Given exercise -> Output the data below in full, byte for byte. Nothing may differ.

# # # # # # #

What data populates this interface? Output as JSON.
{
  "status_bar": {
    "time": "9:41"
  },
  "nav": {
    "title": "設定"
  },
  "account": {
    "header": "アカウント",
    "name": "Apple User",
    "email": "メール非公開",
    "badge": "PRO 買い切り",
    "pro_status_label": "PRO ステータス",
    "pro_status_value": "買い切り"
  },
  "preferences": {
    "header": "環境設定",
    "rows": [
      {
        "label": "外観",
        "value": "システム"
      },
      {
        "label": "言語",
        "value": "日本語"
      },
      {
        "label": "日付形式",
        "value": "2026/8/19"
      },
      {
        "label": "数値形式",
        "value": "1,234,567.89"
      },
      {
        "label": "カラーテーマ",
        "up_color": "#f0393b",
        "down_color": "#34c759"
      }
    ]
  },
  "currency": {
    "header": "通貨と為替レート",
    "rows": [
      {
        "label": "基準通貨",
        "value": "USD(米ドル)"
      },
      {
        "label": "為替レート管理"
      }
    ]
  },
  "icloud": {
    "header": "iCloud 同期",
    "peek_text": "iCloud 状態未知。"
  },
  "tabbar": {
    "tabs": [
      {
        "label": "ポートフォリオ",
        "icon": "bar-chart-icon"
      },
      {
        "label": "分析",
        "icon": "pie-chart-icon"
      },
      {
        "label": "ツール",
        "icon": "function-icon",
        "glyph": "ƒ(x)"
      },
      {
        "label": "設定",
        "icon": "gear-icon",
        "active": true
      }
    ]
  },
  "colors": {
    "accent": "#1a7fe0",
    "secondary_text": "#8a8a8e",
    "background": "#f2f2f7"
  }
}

# # # # # # #

Exercise result ->
What data populates this interface? Output as JSON.
{
  "status_bar": {
    "time": "9:41"
  },
  "nav": {
    "title": "設定"
  },
  "account": {
    "header": "アカウント",
    "name": "Apple User",
    "email": "メール非公開",
    "badge": "PRO 買い切り",
    "pro_status_label": "PRO ステータス",
    "pro_status_value": "買い切り"
  },
  "preferences": {
    "header": "環境設定",
    "rows": [
      {
        "label": "外観",
        "value": "システム"
      },
      {
        "label": "言語",
        "value": "日本語"
      },
      {
        "label": "日付形式",
        "value": "2026/8/19"
      },
      {
        "label": "数値形式",
        "value": "1,234,567.89"
      },
      {
        "label": "カラーテーマ",
        "up_color": "#f0393b",
        "down_color": "#34c759"
      }
    ]
  },
  "currency": {
    "header": "通貨と為替レート",
    "rows": [
      {
        "label": "基準通貨",
        "value": "USD(米ドル)"
      },
      {
        "label": "為替レート管理"
      }
    ]
  },
  "icloud": {
    "header": "iCloud 同期",
    "peek_text": "iCloud 状態未知。"
  },
  "tabbar": {
    "tabs": [
      {
        "label": "ポートフォリオ",
        "icon": "bar-chart-icon"
      },
      {
        "label": "分析",
        "icon": "pie-chart-icon"
      },
      {
        "label": "ツール",
        "icon": "function-icon",
        "glyph": "ƒ(x)"
      },
      {
        "label": "設定",
        "icon": "gear-icon",
        "active": true
      }
    ]
  },
  "colors": {
    "accent": "#1a7fe0",
    "secondary_text": "#8a8a8e",
    "background": "#f2f2f7"
  }
}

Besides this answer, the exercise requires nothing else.